## START
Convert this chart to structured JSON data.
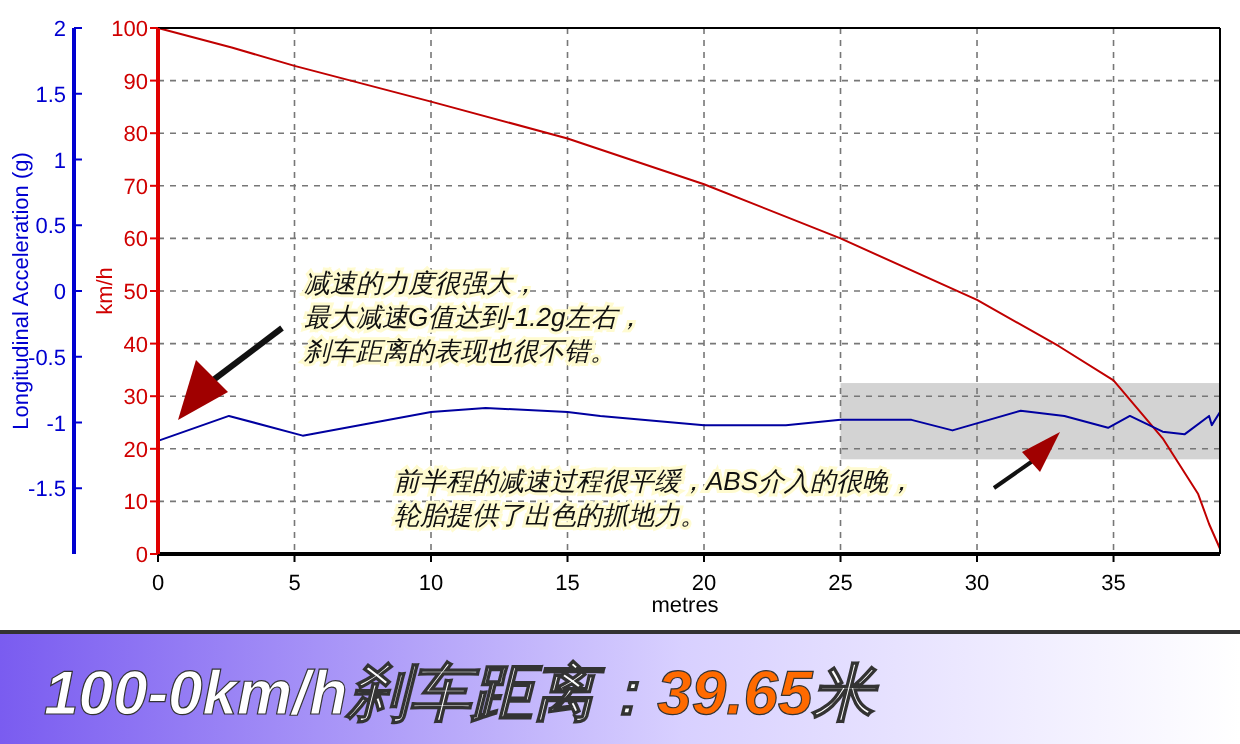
{
  "chart_data": {
    "type": "line",
    "title": "100-0km/h刹车距离：39.65米",
    "xlabel": "metres",
    "ylabel": "km/h",
    "y2label": "Longitudinal Acceleration (g)",
    "xlim": [
      0,
      38.9
    ],
    "xticks": [
      0,
      5,
      10,
      15,
      20,
      25,
      30,
      35
    ],
    "ylim": [
      0,
      100
    ],
    "yticks": [
      0,
      10,
      20,
      30,
      40,
      50,
      60,
      70,
      80,
      90,
      100
    ],
    "y2lim": [
      -2,
      2
    ],
    "y2ticks": [
      -1.5,
      -1,
      -0.5,
      0,
      0.5,
      1,
      1.5,
      2
    ],
    "grid": true,
    "series": [
      {
        "color": "#c00000",
        "x": [
          0,
          2.7,
          5,
          10,
          15,
          20,
          25,
          30,
          33,
          35,
          36.8,
          38.1,
          38.5,
          38.9
        ],
        "values": [
          100,
          96.3,
          92.8,
          86,
          79,
          70.3,
          60,
          48.3,
          39.5,
          33,
          22,
          11.4,
          5.7,
          1
        ]
      },
      {
        "color": "#0000a0",
        "axis": "y2",
        "x": [
          0,
          2.6,
          5.3,
          10,
          12,
          15,
          16.2,
          20,
          23,
          25,
          27.6,
          29.1,
          31.6,
          33.2,
          34.8,
          35.6,
          36.8,
          37.6,
          38.5,
          38.6,
          38.9
        ],
        "values": [
          -1.14,
          -0.95,
          -1.1,
          -0.92,
          -0.89,
          -0.92,
          -0.95,
          -1.02,
          -1.02,
          -0.98,
          -0.98,
          -1.06,
          -0.91,
          -0.95,
          -1.04,
          -0.95,
          -1.07,
          -1.09,
          -0.95,
          -1.02,
          -0.92
        ]
      }
    ],
    "bands": [
      {
        "axis": "x",
        "from": 25,
        "to": 38.9,
        "color": "#d3d3d3"
      }
    ],
    "annotations": [
      "减速的力度很强大，最大减速G值达到-1.2g左右，刹车距离的表现也很不错。",
      "前半程的减速过程很平缓，ABS介入的很晚，轮胎提供了出色的抓地力。"
    ]
  }
}
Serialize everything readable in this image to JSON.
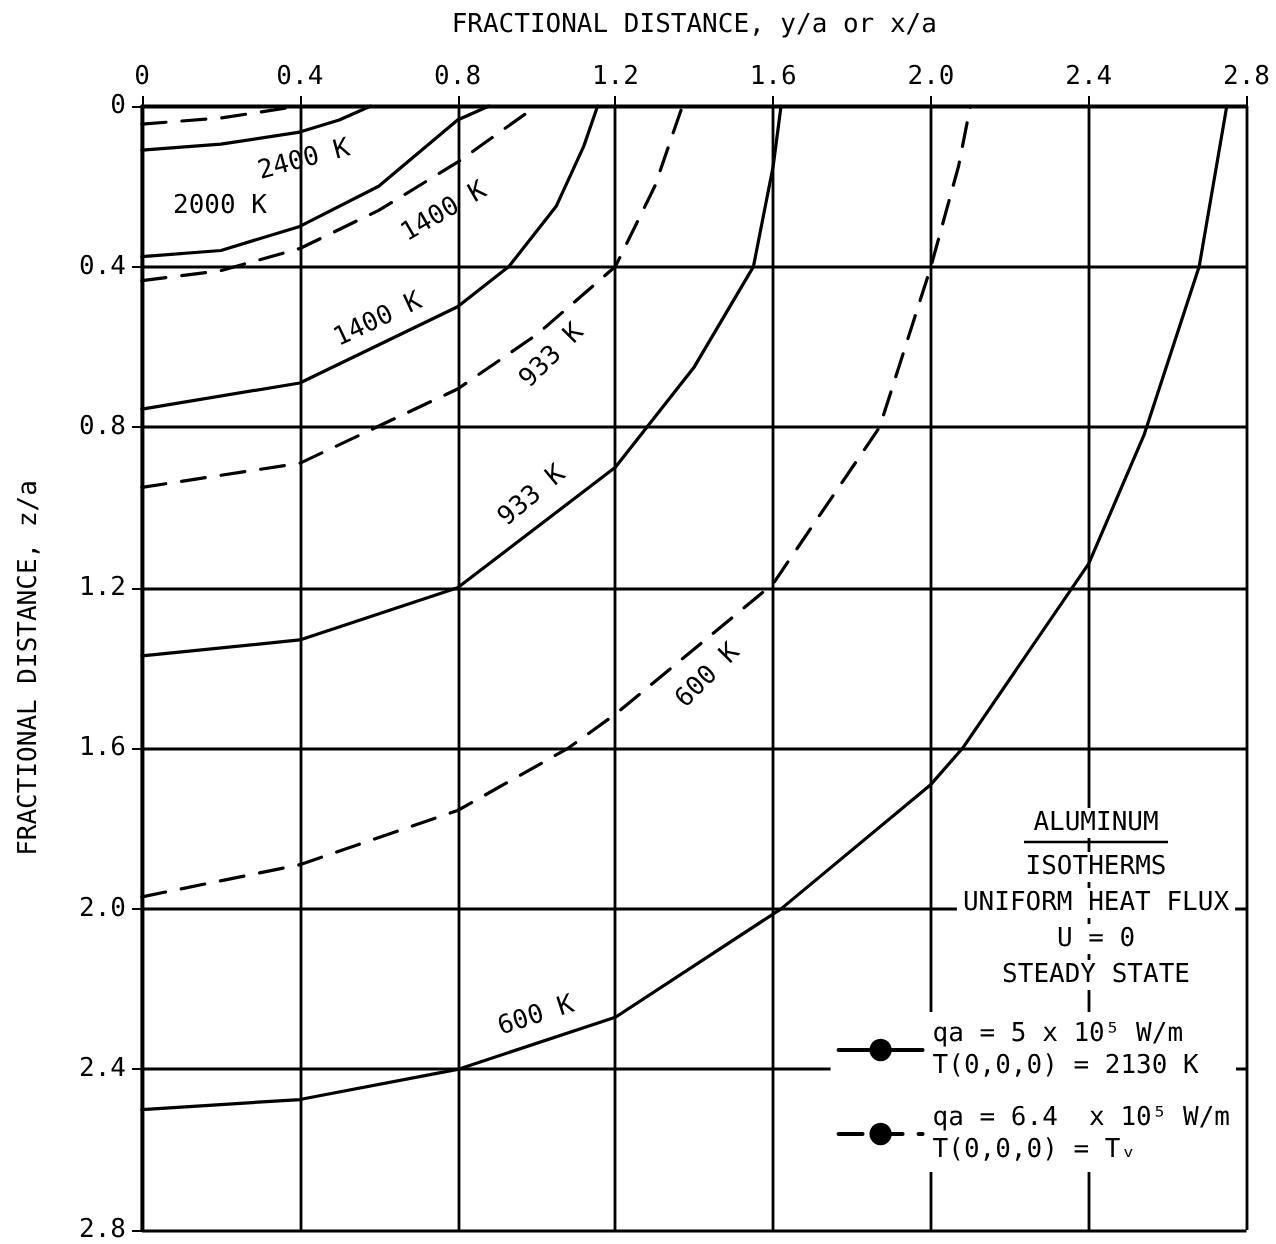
{
  "chart_data": {
    "type": "line",
    "xlabel": "FRACTIONAL DISTANCE, y/a or x/a",
    "ylabel": "FRACTIONAL DISTANCE, z/a",
    "legend_title": "ALUMINUM",
    "xlim": [
      0,
      2.8
    ],
    "ylim": [
      2.8,
      0
    ],
    "xticks": [
      0,
      0.4,
      0.8,
      1.2,
      1.6,
      {
        "value": 2,
        "label": "2.0"
      },
      2.4,
      2.8
    ],
    "yticks": [
      0,
      0.4,
      0.8,
      1.2,
      1.6,
      {
        "value": 2,
        "label": "2.0"
      },
      2.4,
      2.8
    ],
    "grid": true,
    "legend": "bottom right",
    "marker": "none",
    "series": [
      {
        "name": "qa = 5 x 10⁵ W/m\nT(0,0,0) = 2130 K",
        "color": "#000000",
        "line_style": "solid",
        "x": [
          0,
          0.2,
          0.4,
          0.5,
          0.58
        ],
        "values": [
          0.11,
          0.095,
          0.065,
          0.035,
          0
        ]
      },
      {
        "color": "#000000",
        "line_style": "solid",
        "x": [
          0,
          0.2,
          0.4,
          0.6,
          0.8,
          0.88
        ],
        "values": [
          0.375,
          0.36,
          0.3,
          0.2,
          0.035,
          0
        ]
      },
      {
        "color": "#000000",
        "line_style": "solid",
        "x": [
          0,
          0.4,
          0.8,
          0.93,
          1.05,
          1.12,
          1.155
        ],
        "values": [
          0.755,
          0.69,
          0.5,
          0.4,
          0.25,
          0.1,
          0
        ]
      },
      {
        "color": "#000000",
        "line_style": "solid",
        "x": [
          0,
          0.4,
          0.8,
          1.2,
          1.4,
          1.55,
          1.6,
          1.62
        ],
        "values": [
          1.37,
          1.33,
          1.2,
          0.9,
          0.65,
          0.4,
          0.15,
          0
        ]
      },
      {
        "color": "#000000",
        "line_style": "solid",
        "x": [
          0,
          0.4,
          0.8,
          1.2,
          1.62,
          2.0,
          2.08,
          2.4,
          2.54,
          2.68,
          2.75
        ],
        "values": [
          2.5,
          2.475,
          2.4,
          2.27,
          2.0,
          1.69,
          1.6,
          1.14,
          0.82,
          0.4,
          0
        ]
      },
      {
        "name": "qa = 6.4  x 10⁵ W/m\nT(0,0,0) = Tᵥ",
        "color": "#000000",
        "line_style": "dashed",
        "x": [
          0,
          0.2,
          0.4
        ],
        "values": [
          0.045,
          0.03,
          0
        ]
      },
      {
        "color": "#000000",
        "line_style": "dashed",
        "x": [
          0,
          0.2,
          0.4,
          0.6,
          0.8,
          1.0
        ],
        "values": [
          0.435,
          0.41,
          0.355,
          0.26,
          0.14,
          0
        ]
      },
      {
        "color": "#000000",
        "line_style": "dashed",
        "x": [
          0,
          0.4,
          0.8,
          1.0,
          1.2,
          1.3,
          1.37
        ],
        "values": [
          0.95,
          0.89,
          0.705,
          0.57,
          0.4,
          0.2,
          0
        ]
      },
      {
        "color": "#000000",
        "line_style": "dashed",
        "x": [
          0,
          0.4,
          0.8,
          1.08,
          1.2,
          1.6,
          1.87,
          2.0,
          2.07,
          2.1
        ],
        "values": [
          1.97,
          1.89,
          1.755,
          1.6,
          1.515,
          1.19,
          0.8,
          0.4,
          0.15,
          0
        ]
      }
    ],
    "annotations": [
      "2400 K",
      "2000 K",
      "1400 K",
      "1400 K",
      "933 K",
      "933 K",
      "600 K",
      "600 K",
      "ISOTHERMS",
      "UNIFORM HEAT FLUX",
      "U = 0",
      "STEADY STATE"
    ]
  }
}
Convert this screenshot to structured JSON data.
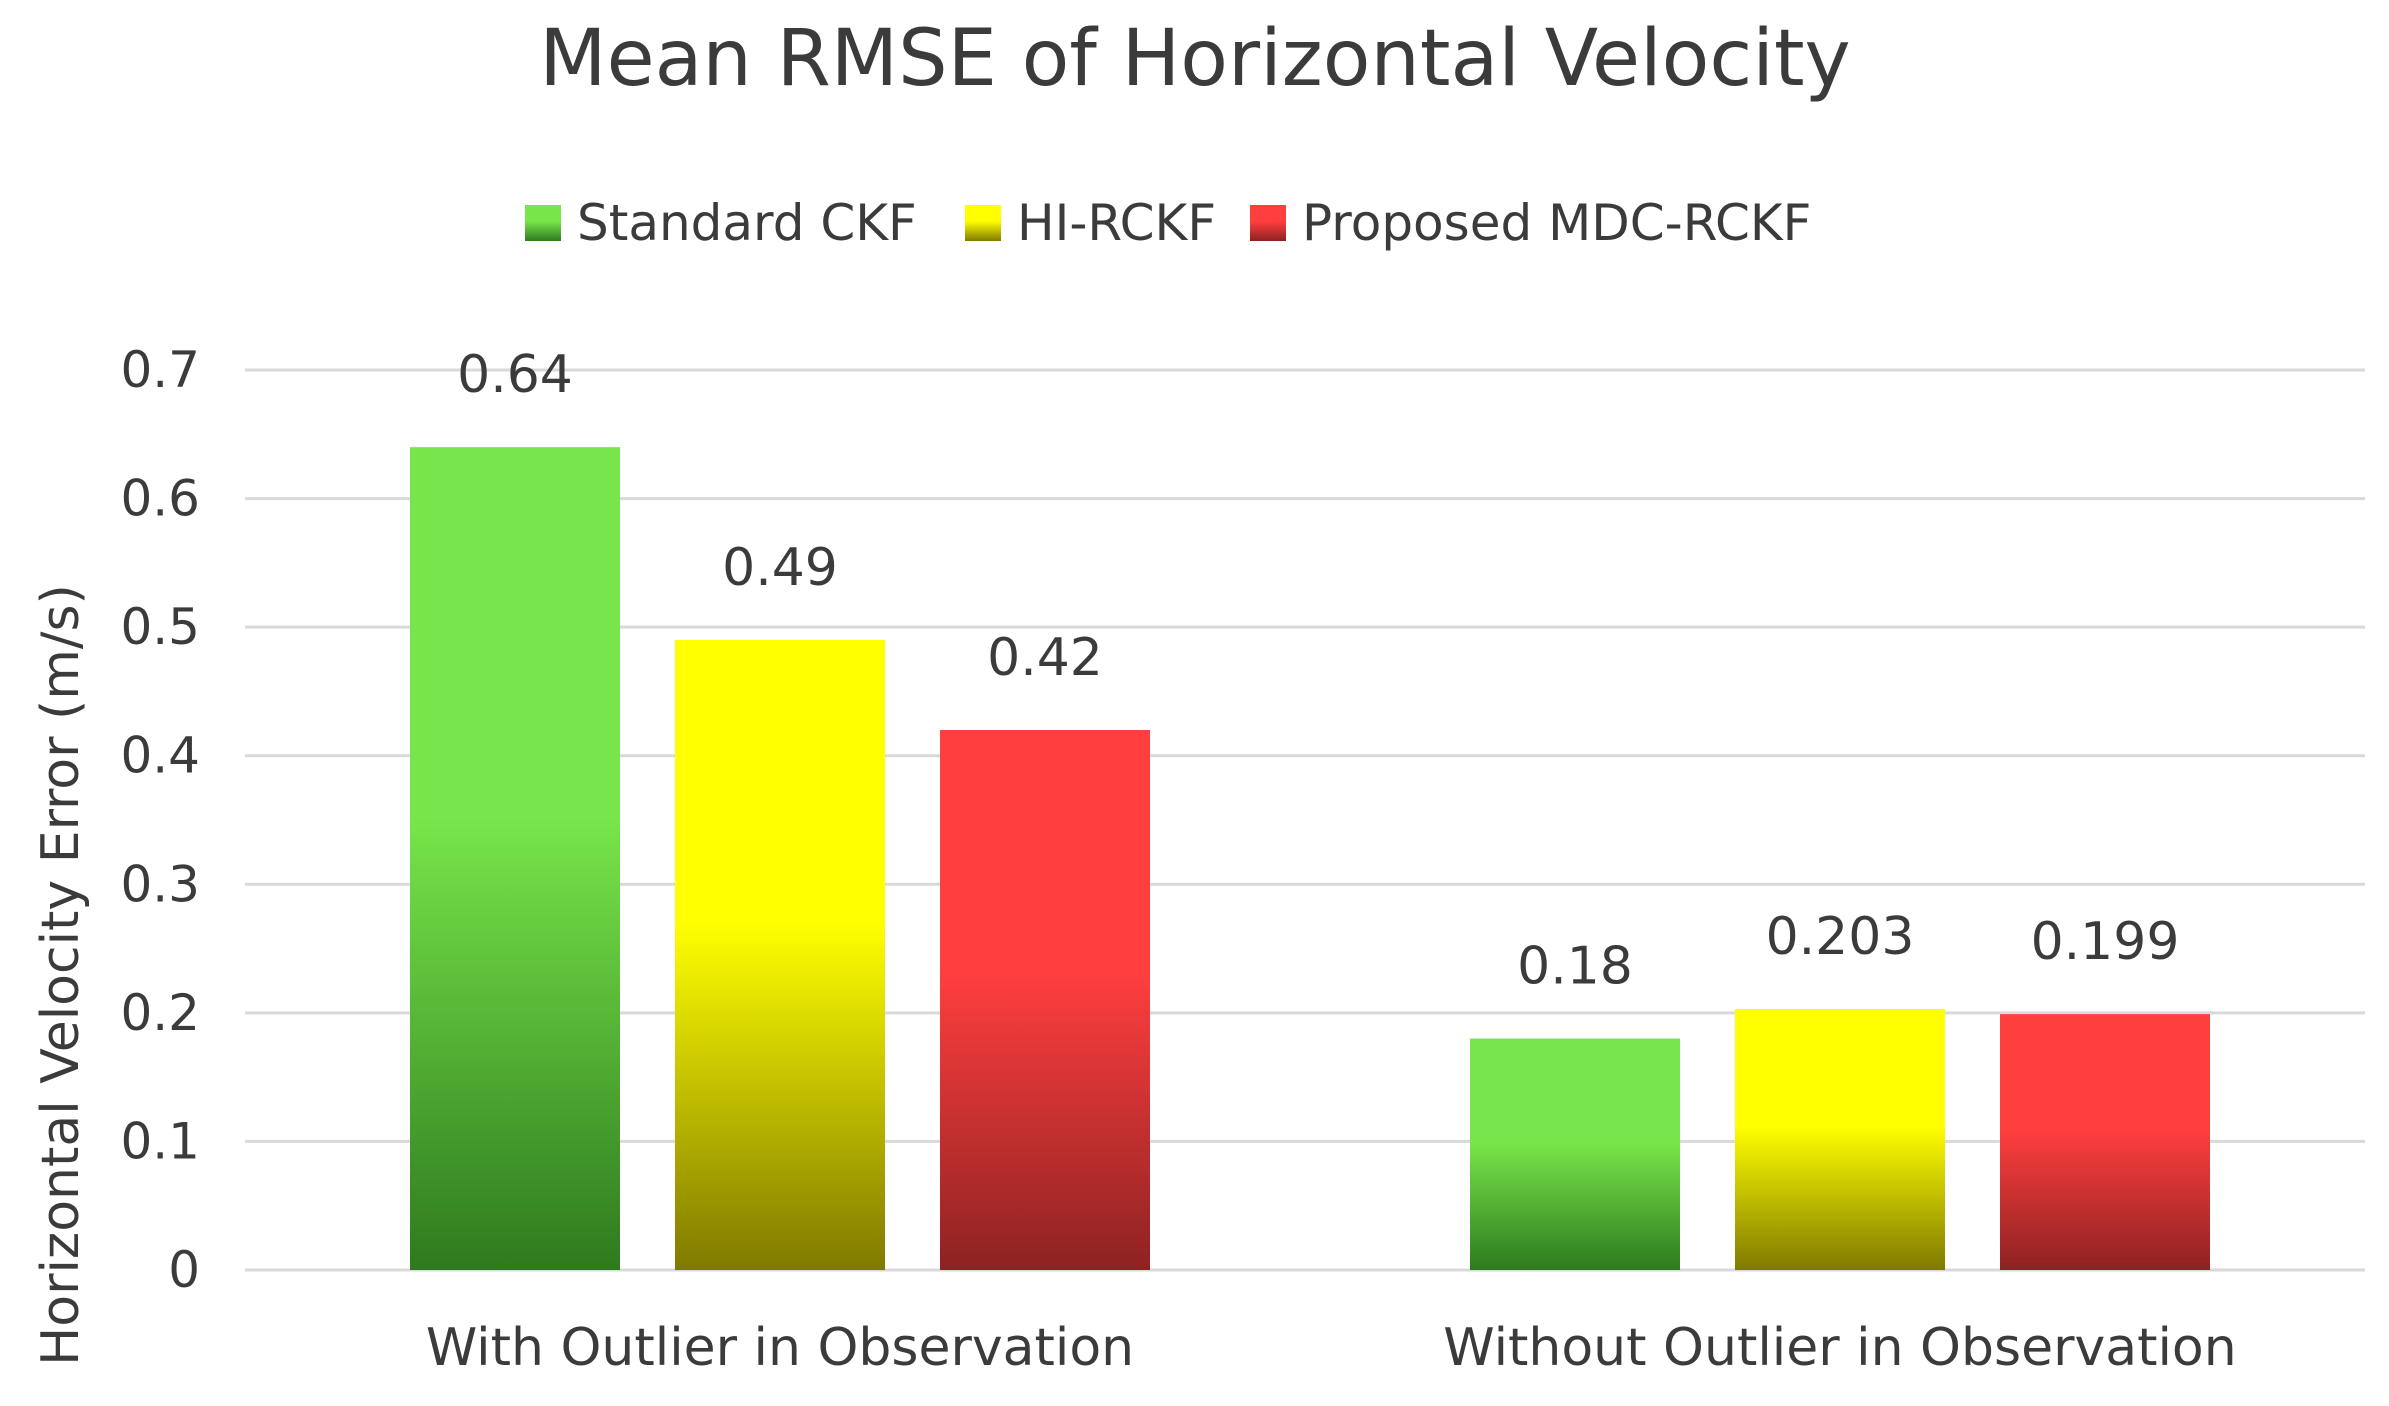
## END
* [Given problem]: Copy the listing exactly. Any image in it stays out of the copy.

* [Answer for the task]:
Convert this chart to structured JSON data.
{
  "chart_data": {
    "type": "line",
    "title": "100-0km/h刹车距离：39.65米",
    "xlabel": "metres",
    "ylabel": "km/h",
    "y2label": "Longitudinal Acceleration (g)",
    "xlim": [
      0,
      38.9
    ],
    "xticks": [
      0,
      5,
      10,
      15,
      20,
      25,
      30,
      35
    ],
    "ylim": [
      0,
      100
    ],
    "yticks": [
      0,
      10,
      20,
      30,
      40,
      50,
      60,
      70,
      80,
      90,
      100
    ],
    "y2lim": [
      -2,
      2
    ],
    "y2ticks": [
      -1.5,
      -1,
      -0.5,
      0,
      0.5,
      1,
      1.5,
      2
    ],
    "grid": true,
    "series": [
      {
        "color": "#c00000",
        "x": [
          0,
          2.7,
          5,
          10,
          15,
          20,
          25,
          30,
          33,
          35,
          36.8,
          38.1,
          38.5,
          38.9
        ],
        "values": [
          100,
          96.3,
          92.8,
          86,
          79,
          70.3,
          60,
          48.3,
          39.5,
          33,
          22,
          11.4,
          5.7,
          1
        ]
      },
      {
        "color": "#0000a0",
        "axis": "y2",
        "x": [
          0,
          2.6,
          5.3,
          10,
          12,
          15,
          16.2,
          20,
          23,
          25,
          27.6,
          29.1,
          31.6,
          33.2,
          34.8,
          35.6,
          36.8,
          37.6,
          38.5,
          38.6,
          38.9
        ],
        "values": [
          -1.14,
          -0.95,
          -1.1,
          -0.92,
          -0.89,
          -0.92,
          -0.95,
          -1.02,
          -1.02,
          -0.98,
          -0.98,
          -1.06,
          -0.91,
          -0.95,
          -1.04,
          -0.95,
          -1.07,
          -1.09,
          -0.95,
          -1.02,
          -0.92
        ]
      }
    ],
    "bands": [
      {
        "axis": "x",
        "from": 25,
        "to": 38.9,
        "color": "#d3d3d3"
      }
    ],
    "annotations": [
      "减速的力度很强大，最大减速G值达到-1.2g左右，刹车距离的表现也很不错。",
      "前半程的减速过程很平缓，ABS介入的很晚，轮胎提供了出色的抓地力。"
    ]
  }
}
Serialize everything readable in this image to JSON.
{
  "chart_data": {
    "type": "line",
    "xlabel": "FRACTIONAL DISTANCE, y/a or x/a",
    "ylabel": "FRACTIONAL DISTANCE, z/a",
    "legend_title": "ALUMINUM",
    "xlim": [
      0,
      2.8
    ],
    "ylim": [
      2.8,
      0
    ],
    "xticks": [
      0,
      0.4,
      0.8,
      1.2,
      1.6,
      {
        "value": 2,
        "label": "2.0"
      },
      2.4,
      2.8
    ],
    "yticks": [
      0,
      0.4,
      0.8,
      1.2,
      1.6,
      {
        "value": 2,
        "label": "2.0"
      },
      2.4,
      2.8
    ],
    "grid": true,
    "legend": "bottom right",
    "marker": "none",
    "series": [
      {
        "name": "qa = 5 x 10⁵ W/m\nT(0,0,0) = 2130 K",
        "color": "#000000",
        "line_style": "solid",
        "x": [
          0,
          0.2,
          0.4,
          0.5,
          0.58
        ],
        "values": [
          0.11,
          0.095,
          0.065,
          0.035,
          0
        ]
      },
      {
        "color": "#000000",
        "line_style": "solid",
        "x": [
          0,
          0.2,
          0.4,
          0.6,
          0.8,
          0.88
        ],
        "values": [
          0.375,
          0.36,
          0.3,
          0.2,
          0.035,
          0
        ]
      },
      {
        "color": "#000000",
        "line_style": "solid",
        "x": [
          0,
          0.4,
          0.8,
          0.93,
          1.05,
          1.12,
          1.155
        ],
        "values": [
          0.755,
          0.69,
          0.5,
          0.4,
          0.25,
          0.1,
          0
        ]
      },
      {
        "color": "#000000",
        "line_style": "solid",
        "x": [
          0,
          0.4,
          0.8,
          1.2,
          1.4,
          1.55,
          1.6,
          1.62
        ],
        "values": [
          1.37,
          1.33,
          1.2,
          0.9,
          0.65,
          0.4,
          0.15,
          0
        ]
      },
      {
        "color": "#000000",
        "line_style": "solid",
        "x": [
          0,
          0.4,
          0.8,
          1.2,
          1.62,
          2.0,
          2.08,
          2.4,
          2.54,
          2.68,
          2.75
        ],
        "values": [
          2.5,
          2.475,
          2.4,
          2.27,
          2.0,
          1.69,
          1.6,
          1.14,
          0.82,
          0.4,
          0
        ]
      },
      {
        "name": "qa = 6.4  x 10⁵ W/m\nT(0,0,0) = Tᵥ",
        "color": "#000000",
        "line_style": "dashed",
        "x": [
          0,
          0.2,
          0.4
        ],
        "values": [
          0.045,
          0.03,
          0
        ]
      },
      {
        "color": "#000000",
        "line_style": "dashed",
        "x": [
          0,
          0.2,
          0.4,
          0.6,
          0.8,
          1.0
        ],
        "values": [
          0.435,
          0.41,
          0.355,
          0.26,
          0.14,
          0
        ]
      },
      {
        "color": "#000000",
        "line_style": "dashed",
        "x": [
          0,
          0.4,
          0.8,
          1.0,
          1.2,
          1.3,
          1.37
        ],
        "values": [
          0.95,
          0.89,
          0.705,
          0.57,
          0.4,
          0.2,
          0
        ]
      },
      {
        "color": "#000000",
        "line_style": "dashed",
        "x": [
          0,
          0.4,
          0.8,
          1.08,
          1.2,
          1.6,
          1.87,
          2.0,
          2.07,
          2.1
        ],
        "values": [
          1.97,
          1.89,
          1.755,
          1.6,
          1.515,
          1.19,
          0.8,
          0.4,
          0.15,
          0
        ]
      }
    ],
    "annotations": [
      "2400 K",
      "2000 K",
      "1400 K",
      "1400 K",
      "933 K",
      "933 K",
      "600 K",
      "600 K",
      "ISOTHERMS",
      "UNIFORM HEAT FLUX",
      "U = 0",
      "STEADY STATE"
    ]
  }
}
Convert this screenshot to structured JSON data.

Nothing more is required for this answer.